■ MATERIAL FOR THE TASK:
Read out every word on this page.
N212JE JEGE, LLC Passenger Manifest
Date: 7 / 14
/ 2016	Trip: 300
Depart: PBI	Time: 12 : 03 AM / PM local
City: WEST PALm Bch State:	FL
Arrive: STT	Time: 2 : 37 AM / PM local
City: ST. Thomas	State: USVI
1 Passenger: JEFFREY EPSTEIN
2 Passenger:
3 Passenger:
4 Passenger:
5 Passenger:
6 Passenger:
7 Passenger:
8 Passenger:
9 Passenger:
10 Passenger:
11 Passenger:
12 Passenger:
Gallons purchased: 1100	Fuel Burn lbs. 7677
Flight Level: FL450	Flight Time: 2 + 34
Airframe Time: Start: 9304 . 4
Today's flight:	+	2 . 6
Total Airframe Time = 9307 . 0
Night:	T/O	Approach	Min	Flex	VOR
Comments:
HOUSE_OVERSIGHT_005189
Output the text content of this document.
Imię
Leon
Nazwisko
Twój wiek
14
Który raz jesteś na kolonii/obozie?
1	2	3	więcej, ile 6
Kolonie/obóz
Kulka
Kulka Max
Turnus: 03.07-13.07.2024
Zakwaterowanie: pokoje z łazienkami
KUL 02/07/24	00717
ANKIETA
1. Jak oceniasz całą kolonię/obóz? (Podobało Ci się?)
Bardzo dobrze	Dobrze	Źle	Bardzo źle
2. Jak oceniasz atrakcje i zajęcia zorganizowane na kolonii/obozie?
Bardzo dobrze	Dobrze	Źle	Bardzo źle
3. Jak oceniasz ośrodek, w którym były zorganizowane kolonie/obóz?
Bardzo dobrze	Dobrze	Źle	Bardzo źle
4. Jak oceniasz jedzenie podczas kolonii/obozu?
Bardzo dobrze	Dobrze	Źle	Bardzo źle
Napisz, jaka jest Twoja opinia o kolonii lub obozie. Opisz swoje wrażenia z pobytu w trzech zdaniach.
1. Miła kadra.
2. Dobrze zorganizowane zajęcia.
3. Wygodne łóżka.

■ PROBLEM TO WORK ON:
From the records above, extract each line exactly as shown.

■ ANSWER BELOW:
Read out every word on this page.
N212JE JEGE, LLC Passenger Manifest
Date: 7 / 14
/ 2016	Trip: 300
Depart: PBI	Time: 12 : 03 AM / PM local
City: WEST PALm Bch State:	FL
Arrive: STT	Time: 2 : 37 AM / PM local
City: ST. Thomas	State: USVI
1 Passenger: JEFFREY EPSTEIN
2 Passenger:
3 Passenger:
4 Passenger:
5 Passenger:
6 Passenger:
7 Passenger:
8 Passenger:
9 Passenger:
10 Passenger:
11 Passenger:
12 Passenger:
Gallons purchased: 1100	Fuel Burn lbs. 7677
Flight Level: FL450	Flight Time: 2 + 34
Airframe Time: Start: 9304 . 4
Today's flight:	+	2 . 6
Total Airframe Time = 9307 . 0
Night:	T/O	Approach	Min	Flex	VOR
Comments:
HOUSE_OVERSIGHT_005189
Output the text content of this document.
Imię
Leon
Nazwisko
Twój wiek
14
Który raz jesteś na kolonii/obozie?
1	2	3	więcej, ile 6
Kolonie/obóz
Kulka
Kulka Max
Turnus: 03.07-13.07.2024
Zakwaterowanie: pokoje z łazienkami
KUL 02/07/24	00717
ANKIETA
1. Jak oceniasz całą kolonię/obóz? (Podobało Ci się?)
Bardzo dobrze	Dobrze	Źle	Bardzo źle
2. Jak oceniasz atrakcje i zajęcia zorganizowane na kolonii/obozie?
Bardzo dobrze	Dobrze	Źle	Bardzo źle
3. Jak oceniasz ośrodek, w którym były zorganizowane kolonie/obóz?
Bardzo dobrze	Dobrze	Źle	Bardzo źle
4. Jak oceniasz jedzenie podczas kolonii/obozu?
Bardzo dobrze	Dobrze	Źle	Bardzo źle
Napisz, jaka jest Twoja opinia o kolonii lub obozie. Opisz swoje wrażenia z pobytu w trzech zdaniach.
1. Miła kadra.
2. Dobrze zorganizowane zajęcia.
3. Wygodne łóżka.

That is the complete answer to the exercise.